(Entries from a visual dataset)
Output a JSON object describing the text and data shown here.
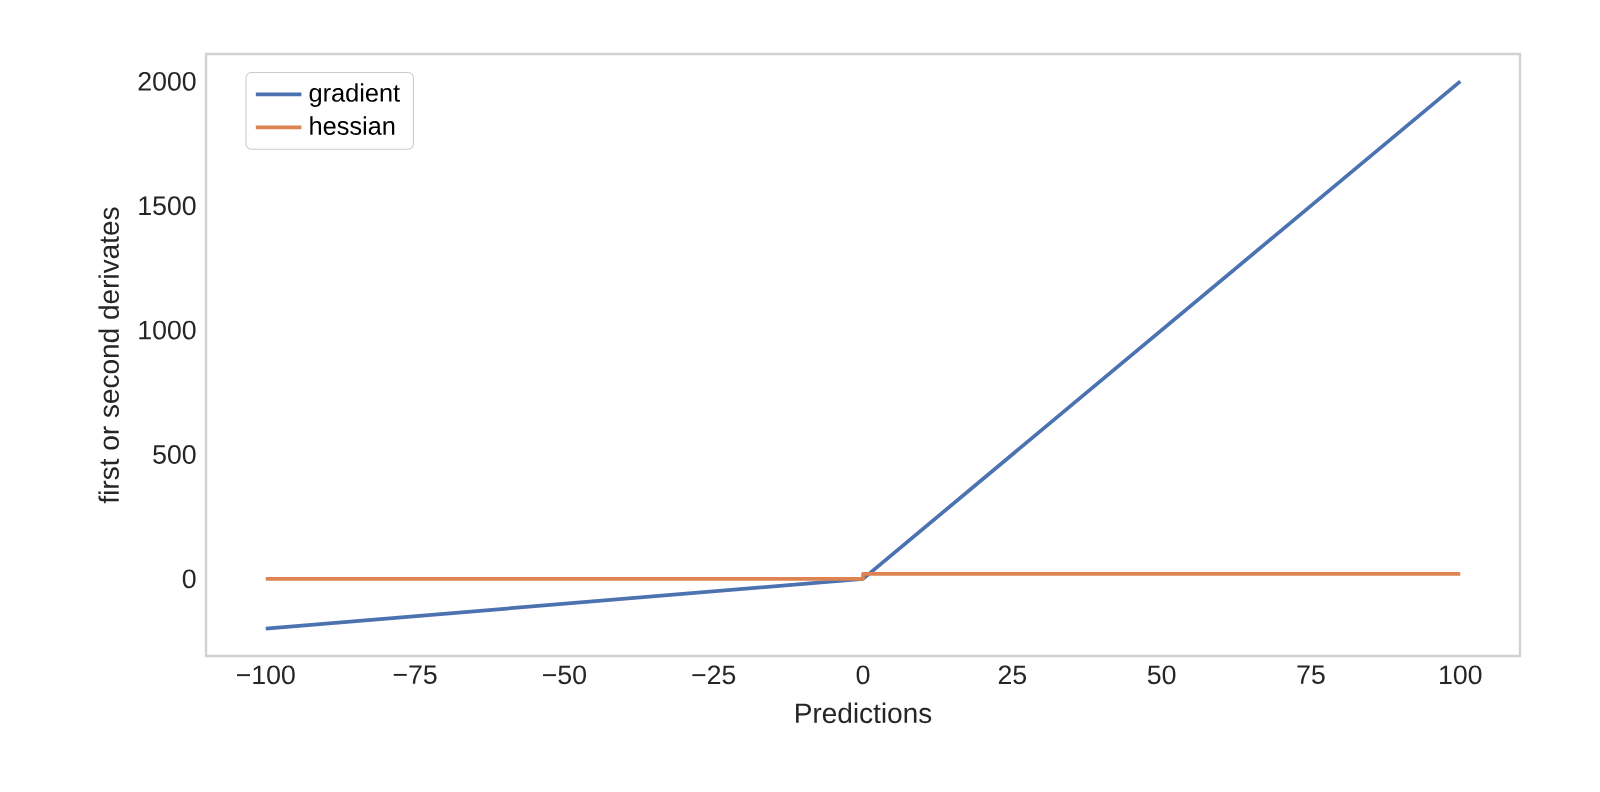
{
  "chart_data": {
    "type": "line",
    "xlabel": "Predictions",
    "ylabel": "first or second derivates",
    "xlim": [
      -110,
      110
    ],
    "ylim": [
      -310,
      2110
    ],
    "xticks": [
      {
        "value": -100,
        "label": "−100"
      },
      {
        "value": -75,
        "label": "−75"
      },
      {
        "value": -50,
        "label": "−50"
      },
      {
        "value": -25,
        "label": "−25"
      },
      0,
      25,
      50,
      75,
      100
    ],
    "yticks": [
      0,
      500,
      1000,
      1500,
      2000
    ],
    "grid": false,
    "legend": "top left",
    "line_style": "solid",
    "marker": "none",
    "series": [
      {
        "name": "gradient",
        "color": "#4c72b0",
        "x": [
          -100,
          0,
          100
        ],
        "values": [
          -200,
          0,
          2000
        ]
      },
      {
        "name": "hessian",
        "color": "#dd8452",
        "x": [
          -100,
          0,
          0,
          100
        ],
        "values": [
          0,
          0,
          20,
          20
        ]
      }
    ]
  }
}
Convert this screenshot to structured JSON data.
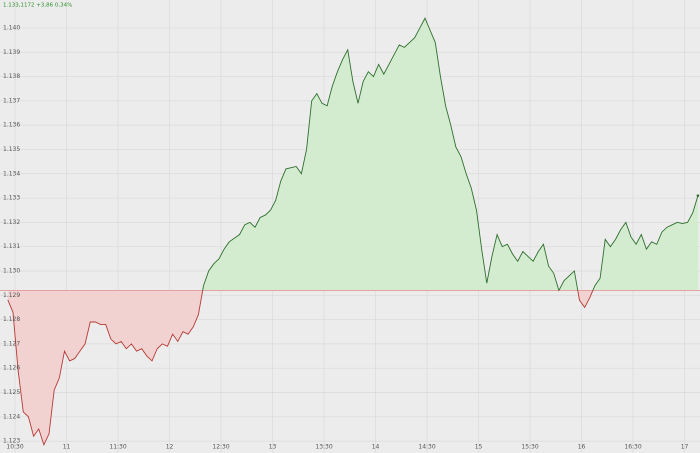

Request
Every line in the data above that contains "JSON" needs to be copied.

Correct result
Output a JSON object describing the text and data shown here.
Convert this screenshot to structured JSON data.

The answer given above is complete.